• **Your goal**: Output every line of the material exactly, omitting images.

• **Listed entries**:
————————

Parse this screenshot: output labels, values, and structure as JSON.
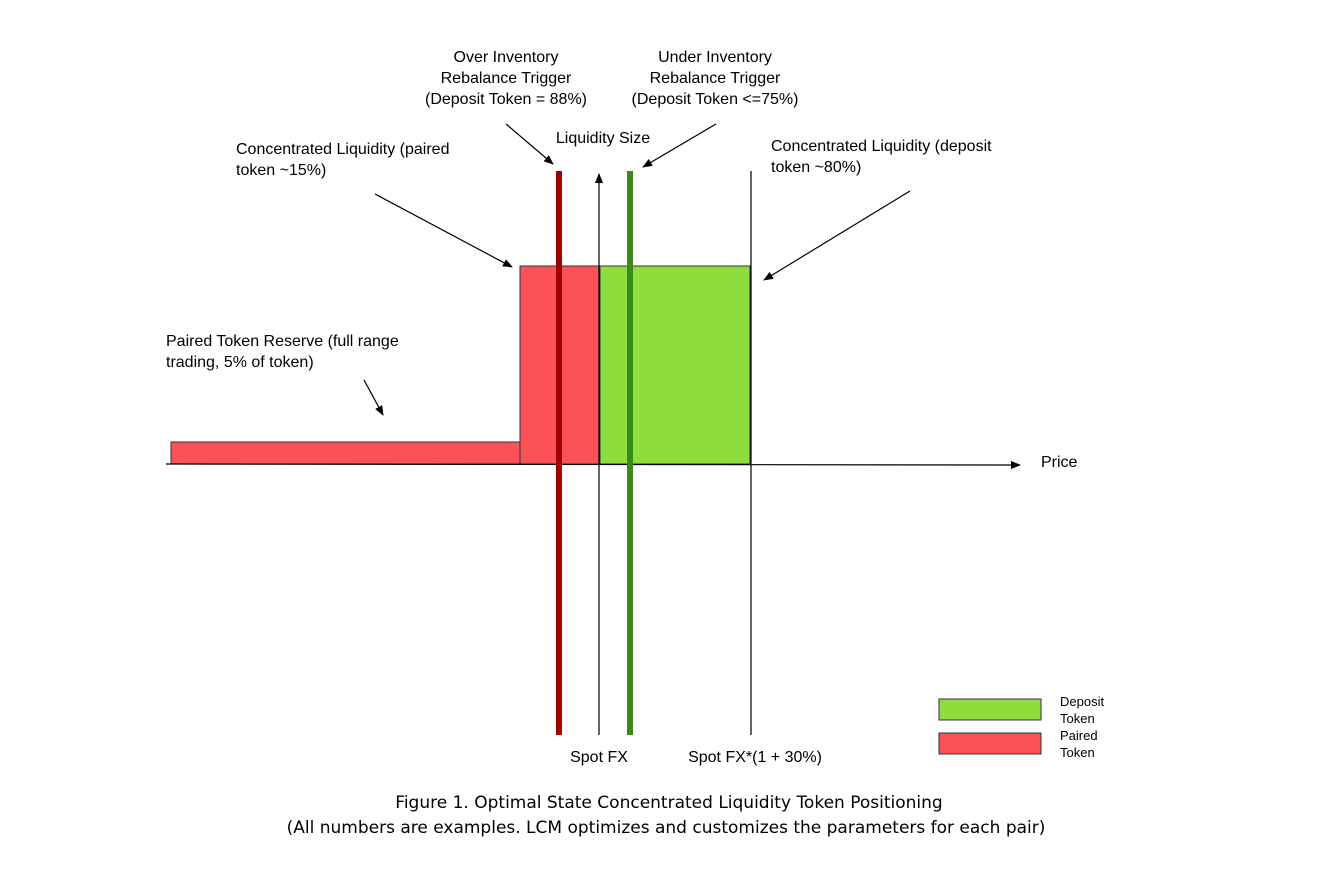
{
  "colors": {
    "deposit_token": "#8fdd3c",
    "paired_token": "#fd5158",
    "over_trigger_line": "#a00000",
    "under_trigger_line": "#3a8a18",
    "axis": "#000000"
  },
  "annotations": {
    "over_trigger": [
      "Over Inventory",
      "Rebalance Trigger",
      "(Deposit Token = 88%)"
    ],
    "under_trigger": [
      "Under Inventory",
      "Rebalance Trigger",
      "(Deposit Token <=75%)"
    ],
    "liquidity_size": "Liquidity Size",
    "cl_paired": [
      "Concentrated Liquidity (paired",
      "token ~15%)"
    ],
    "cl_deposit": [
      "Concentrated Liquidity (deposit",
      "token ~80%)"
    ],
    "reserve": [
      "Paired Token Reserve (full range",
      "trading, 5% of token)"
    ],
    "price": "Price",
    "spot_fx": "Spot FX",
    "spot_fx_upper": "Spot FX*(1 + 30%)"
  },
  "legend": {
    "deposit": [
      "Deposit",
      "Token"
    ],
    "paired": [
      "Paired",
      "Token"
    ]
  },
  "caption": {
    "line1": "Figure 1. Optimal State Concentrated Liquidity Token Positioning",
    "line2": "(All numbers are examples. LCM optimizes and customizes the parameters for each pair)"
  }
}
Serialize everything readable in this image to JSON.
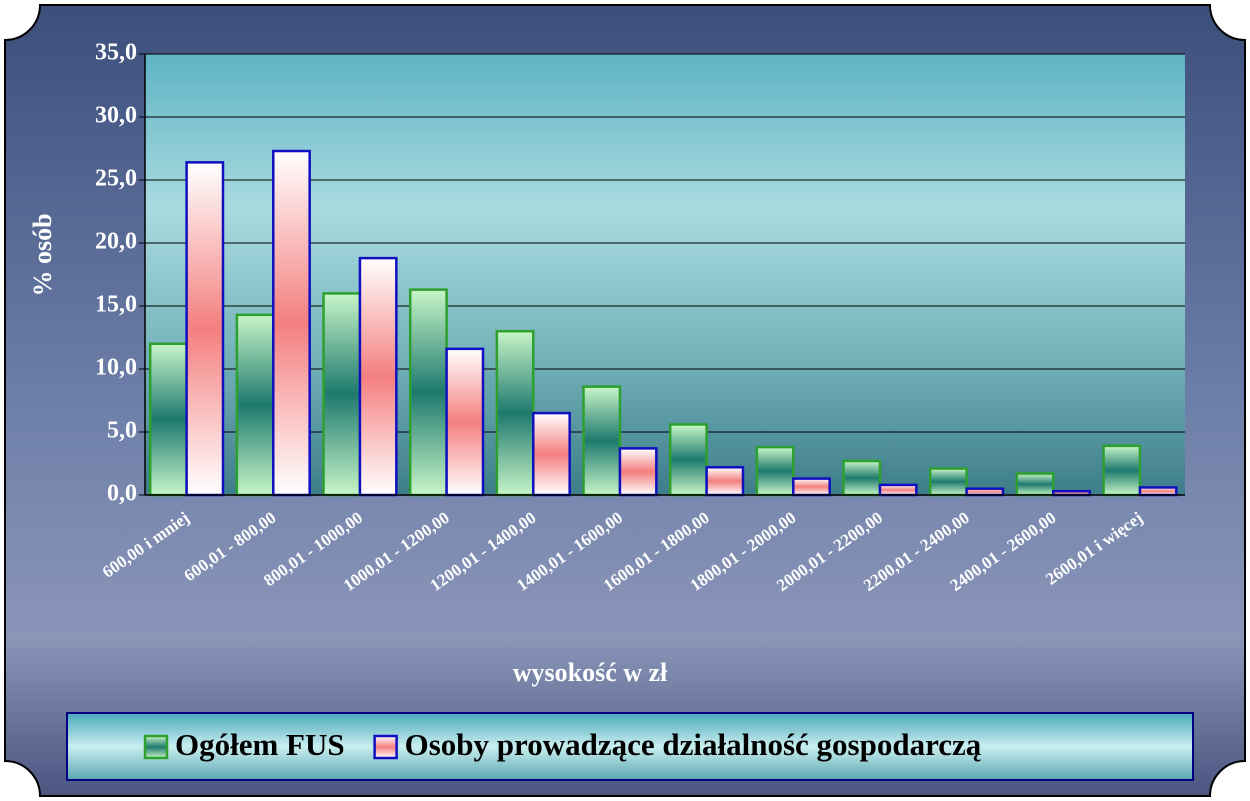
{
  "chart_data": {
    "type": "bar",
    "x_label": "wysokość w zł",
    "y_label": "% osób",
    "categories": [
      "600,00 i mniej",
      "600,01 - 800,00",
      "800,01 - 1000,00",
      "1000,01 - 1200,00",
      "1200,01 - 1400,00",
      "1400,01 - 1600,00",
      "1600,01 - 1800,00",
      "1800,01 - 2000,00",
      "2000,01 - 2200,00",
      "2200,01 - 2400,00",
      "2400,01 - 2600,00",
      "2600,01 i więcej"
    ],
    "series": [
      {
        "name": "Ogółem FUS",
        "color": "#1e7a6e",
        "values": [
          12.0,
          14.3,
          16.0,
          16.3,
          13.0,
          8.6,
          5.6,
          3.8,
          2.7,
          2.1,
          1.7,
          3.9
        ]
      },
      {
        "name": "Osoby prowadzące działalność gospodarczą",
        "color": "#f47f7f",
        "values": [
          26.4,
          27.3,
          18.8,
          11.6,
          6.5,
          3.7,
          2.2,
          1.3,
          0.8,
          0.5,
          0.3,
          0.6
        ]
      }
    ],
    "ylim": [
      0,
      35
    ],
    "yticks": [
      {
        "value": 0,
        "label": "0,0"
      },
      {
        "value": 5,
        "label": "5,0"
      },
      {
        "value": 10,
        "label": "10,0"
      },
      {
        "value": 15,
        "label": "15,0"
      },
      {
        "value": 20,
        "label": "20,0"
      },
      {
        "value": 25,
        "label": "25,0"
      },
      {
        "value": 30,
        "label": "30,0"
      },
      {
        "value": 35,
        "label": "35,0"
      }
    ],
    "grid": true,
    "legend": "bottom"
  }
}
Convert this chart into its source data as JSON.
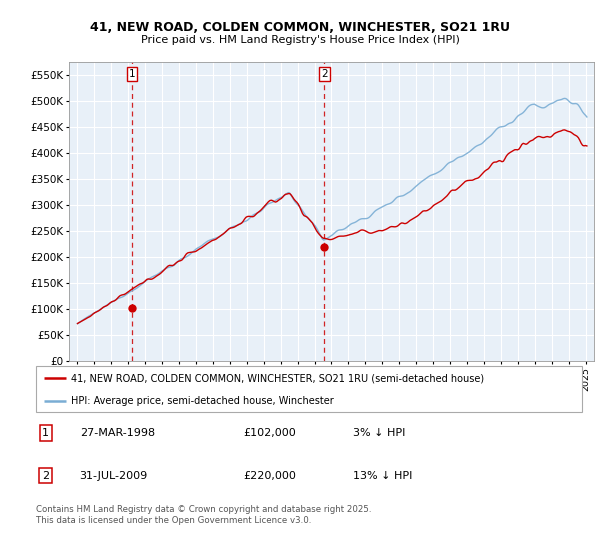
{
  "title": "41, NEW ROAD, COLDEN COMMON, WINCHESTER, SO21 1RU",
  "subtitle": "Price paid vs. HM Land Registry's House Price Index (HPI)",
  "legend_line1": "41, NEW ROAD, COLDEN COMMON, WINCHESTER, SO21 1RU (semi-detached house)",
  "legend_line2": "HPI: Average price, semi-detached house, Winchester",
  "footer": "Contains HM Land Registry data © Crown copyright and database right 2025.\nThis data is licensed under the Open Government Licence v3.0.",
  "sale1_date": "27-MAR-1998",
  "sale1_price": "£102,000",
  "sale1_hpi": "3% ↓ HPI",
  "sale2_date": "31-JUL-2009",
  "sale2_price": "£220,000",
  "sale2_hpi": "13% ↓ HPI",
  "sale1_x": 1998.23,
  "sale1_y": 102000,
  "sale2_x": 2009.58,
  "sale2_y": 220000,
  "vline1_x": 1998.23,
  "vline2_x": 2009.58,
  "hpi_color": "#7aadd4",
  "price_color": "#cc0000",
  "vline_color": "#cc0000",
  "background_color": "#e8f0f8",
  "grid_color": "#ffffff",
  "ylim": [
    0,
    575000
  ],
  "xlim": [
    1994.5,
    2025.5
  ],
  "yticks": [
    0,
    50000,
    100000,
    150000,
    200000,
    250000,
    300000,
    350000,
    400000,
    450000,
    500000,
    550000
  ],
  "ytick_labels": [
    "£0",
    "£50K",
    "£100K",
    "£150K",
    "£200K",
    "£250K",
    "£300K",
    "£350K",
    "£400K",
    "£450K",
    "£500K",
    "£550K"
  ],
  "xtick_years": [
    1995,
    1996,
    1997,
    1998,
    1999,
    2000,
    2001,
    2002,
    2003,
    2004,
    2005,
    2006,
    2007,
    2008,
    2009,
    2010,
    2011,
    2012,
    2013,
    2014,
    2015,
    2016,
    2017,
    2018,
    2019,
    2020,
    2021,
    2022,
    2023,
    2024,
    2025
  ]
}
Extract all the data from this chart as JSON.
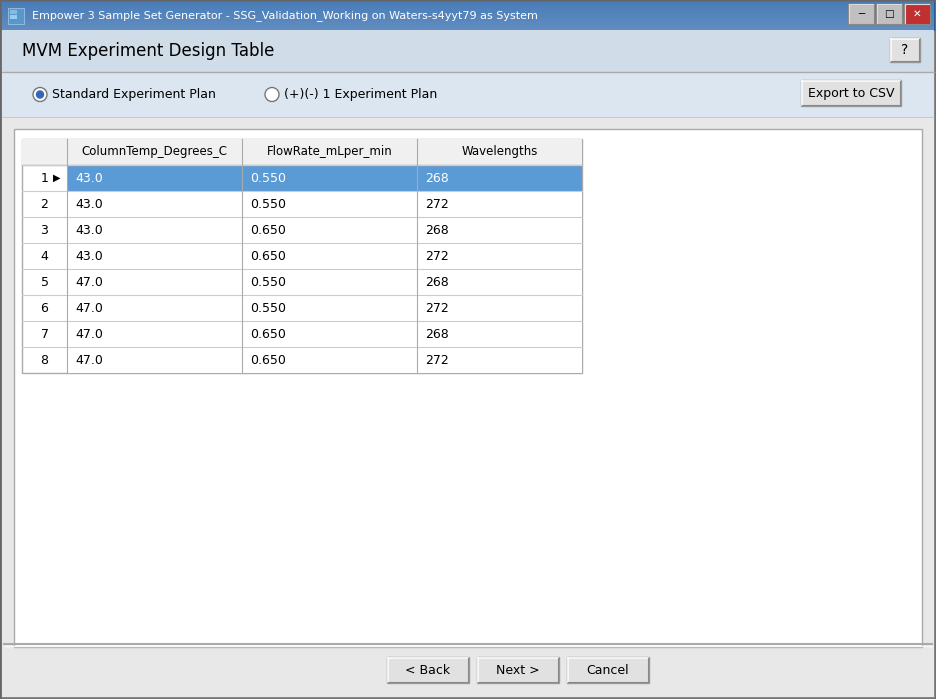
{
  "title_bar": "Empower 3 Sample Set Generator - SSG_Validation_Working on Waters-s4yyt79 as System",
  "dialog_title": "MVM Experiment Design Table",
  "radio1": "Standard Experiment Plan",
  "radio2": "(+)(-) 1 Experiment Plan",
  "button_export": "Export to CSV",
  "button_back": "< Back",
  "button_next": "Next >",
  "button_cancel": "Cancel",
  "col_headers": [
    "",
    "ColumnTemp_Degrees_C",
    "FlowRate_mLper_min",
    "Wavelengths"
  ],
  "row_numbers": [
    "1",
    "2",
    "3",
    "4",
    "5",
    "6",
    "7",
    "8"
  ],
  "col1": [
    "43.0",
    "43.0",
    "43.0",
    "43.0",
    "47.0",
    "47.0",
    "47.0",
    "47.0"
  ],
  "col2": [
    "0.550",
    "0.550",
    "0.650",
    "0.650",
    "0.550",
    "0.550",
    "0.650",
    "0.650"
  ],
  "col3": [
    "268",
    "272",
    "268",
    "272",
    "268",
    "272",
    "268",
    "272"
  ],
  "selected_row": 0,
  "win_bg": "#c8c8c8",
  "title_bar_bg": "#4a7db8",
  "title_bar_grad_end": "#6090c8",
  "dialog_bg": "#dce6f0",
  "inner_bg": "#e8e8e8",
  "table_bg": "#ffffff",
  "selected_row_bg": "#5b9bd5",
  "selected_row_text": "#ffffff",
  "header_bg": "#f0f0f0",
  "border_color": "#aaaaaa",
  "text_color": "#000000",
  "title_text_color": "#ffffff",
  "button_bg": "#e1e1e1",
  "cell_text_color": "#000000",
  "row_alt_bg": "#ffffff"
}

————————

• **Solution to this task**:
Parse this screenshot: output labels, values, and structure as JSON.
{
  "colors": {
    "deposit_token": "#8fdd3c",
    "paired_token": "#fd5158",
    "over_trigger_line": "#a00000",
    "under_trigger_line": "#3a8a18",
    "axis": "#000000"
  },
  "annotations": {
    "over_trigger": [
      "Over Inventory",
      "Rebalance Trigger",
      "(Deposit Token = 88%)"
    ],
    "under_trigger": [
      "Under Inventory",
      "Rebalance Trigger",
      "(Deposit Token <=75%)"
    ],
    "liquidity_size": "Liquidity Size",
    "cl_paired": [
      "Concentrated Liquidity (paired",
      "token ~15%)"
    ],
    "cl_deposit": [
      "Concentrated Liquidity (deposit",
      "token ~80%)"
    ],
    "reserve": [
      "Paired Token Reserve (full range",
      "trading, 5% of token)"
    ],
    "price": "Price",
    "spot_fx": "Spot FX",
    "spot_fx_upper": "Spot FX*(1 + 30%)"
  },
  "legend": {
    "deposit": [
      "Deposit",
      "Token"
    ],
    "paired": [
      "Paired",
      "Token"
    ]
  },
  "caption": {
    "line1": "Figure 1. Optimal State Concentrated Liquidity Token Positioning",
    "line2": "(All numbers are examples. LCM optimizes and customizes the parameters for each pair)"
  }
}
Serialize everything readable in this image to JSON.
{
  "chart_data": {
    "type": "bar",
    "x_label": "wysokość w zł",
    "y_label": "% osób",
    "categories": [
      "600,00 i mniej",
      "600,01 - 800,00",
      "800,01 - 1000,00",
      "1000,01 - 1200,00",
      "1200,01 - 1400,00",
      "1400,01 - 1600,00",
      "1600,01 - 1800,00",
      "1800,01 - 2000,00",
      "2000,01 - 2200,00",
      "2200,01 - 2400,00",
      "2400,01 - 2600,00",
      "2600,01 i więcej"
    ],
    "series": [
      {
        "name": "Ogółem FUS",
        "color": "#1e7a6e",
        "values": [
          12.0,
          14.3,
          16.0,
          16.3,
          13.0,
          8.6,
          5.6,
          3.8,
          2.7,
          2.1,
          1.7,
          3.9
        ]
      },
      {
        "name": "Osoby prowadzące działalność gospodarczą",
        "color": "#f47f7f",
        "values": [
          26.4,
          27.3,
          18.8,
          11.6,
          6.5,
          3.7,
          2.2,
          1.3,
          0.8,
          0.5,
          0.3,
          0.6
        ]
      }
    ],
    "ylim": [
      0,
      35
    ],
    "yticks": [
      {
        "value": 0,
        "label": "0,0"
      },
      {
        "value": 5,
        "label": "5,0"
      },
      {
        "value": 10,
        "label": "10,0"
      },
      {
        "value": 15,
        "label": "15,0"
      },
      {
        "value": 20,
        "label": "20,0"
      },
      {
        "value": 25,
        "label": "25,0"
      },
      {
        "value": 30,
        "label": "30,0"
      },
      {
        "value": 35,
        "label": "35,0"
      }
    ],
    "grid": true,
    "legend": "bottom"
  }
}
Convert this chart into its source data as JSON.
{
  "title": "41, NEW ROAD, COLDEN COMMON, WINCHESTER, SO21 1RU",
  "subtitle": "Price paid vs. HM Land Registry's House Price Index (HPI)",
  "legend_line1": "41, NEW ROAD, COLDEN COMMON, WINCHESTER, SO21 1RU (semi-detached house)",
  "legend_line2": "HPI: Average price, semi-detached house, Winchester",
  "footer": "Contains HM Land Registry data © Crown copyright and database right 2025.\nThis data is licensed under the Open Government Licence v3.0.",
  "sale1_date": "27-MAR-1998",
  "sale1_price": "£102,000",
  "sale1_hpi": "3% ↓ HPI",
  "sale2_date": "31-JUL-2009",
  "sale2_price": "£220,000",
  "sale2_hpi": "13% ↓ HPI",
  "sale1_x": 1998.23,
  "sale1_y": 102000,
  "sale2_x": 2009.58,
  "sale2_y": 220000,
  "vline1_x": 1998.23,
  "vline2_x": 2009.58,
  "hpi_color": "#7aadd4",
  "price_color": "#cc0000",
  "vline_color": "#cc0000",
  "background_color": "#e8f0f8",
  "grid_color": "#ffffff",
  "ylim": [
    0,
    575000
  ],
  "xlim": [
    1994.5,
    2025.5
  ],
  "yticks": [
    0,
    50000,
    100000,
    150000,
    200000,
    250000,
    300000,
    350000,
    400000,
    450000,
    500000,
    550000
  ],
  "ytick_labels": [
    "£0",
    "£50K",
    "£100K",
    "£150K",
    "£200K",
    "£250K",
    "£300K",
    "£350K",
    "£400K",
    "£450K",
    "£500K",
    "£550K"
  ],
  "xtick_years": [
    1995,
    1996,
    1997,
    1998,
    1999,
    2000,
    2001,
    2002,
    2003,
    2004,
    2005,
    2006,
    2007,
    2008,
    2009,
    2010,
    2011,
    2012,
    2013,
    2014,
    2015,
    2016,
    2017,
    2018,
    2019,
    2020,
    2021,
    2022,
    2023,
    2024,
    2025
  ]
}
Extract all the data from this chart as JSON.
{
  "title_bar": "Empower 3 Sample Set Generator - SSG_Validation_Working on Waters-s4yyt79 as System",
  "dialog_title": "MVM Experiment Design Table",
  "radio1": "Standard Experiment Plan",
  "radio2": "(+)(-) 1 Experiment Plan",
  "button_export": "Export to CSV",
  "button_back": "< Back",
  "button_next": "Next >",
  "button_cancel": "Cancel",
  "col_headers": [
    "",
    "ColumnTemp_Degrees_C",
    "FlowRate_mLper_min",
    "Wavelengths"
  ],
  "row_numbers": [
    "1",
    "2",
    "3",
    "4",
    "5",
    "6",
    "7",
    "8"
  ],
  "col1": [
    "43.0",
    "43.0",
    "43.0",
    "43.0",
    "47.0",
    "47.0",
    "47.0",
    "47.0"
  ],
  "col2": [
    "0.550",
    "0.550",
    "0.650",
    "0.650",
    "0.550",
    "0.550",
    "0.650",
    "0.650"
  ],
  "col3": [
    "268",
    "272",
    "268",
    "272",
    "268",
    "272",
    "268",
    "272"
  ],
  "selected_row": 0,
  "win_bg": "#c8c8c8",
  "title_bar_bg": "#4a7db8",
  "title_bar_grad_end": "#6090c8",
  "dialog_bg": "#dce6f0",
  "inner_bg": "#e8e8e8",
  "table_bg": "#ffffff",
  "selected_row_bg": "#5b9bd5",
  "selected_row_text": "#ffffff",
  "header_bg": "#f0f0f0",
  "border_color": "#aaaaaa",
  "text_color": "#000000",
  "title_text_color": "#ffffff",
  "button_bg": "#e1e1e1",
  "cell_text_color": "#000000",
  "row_alt_bg": "#ffffff"
}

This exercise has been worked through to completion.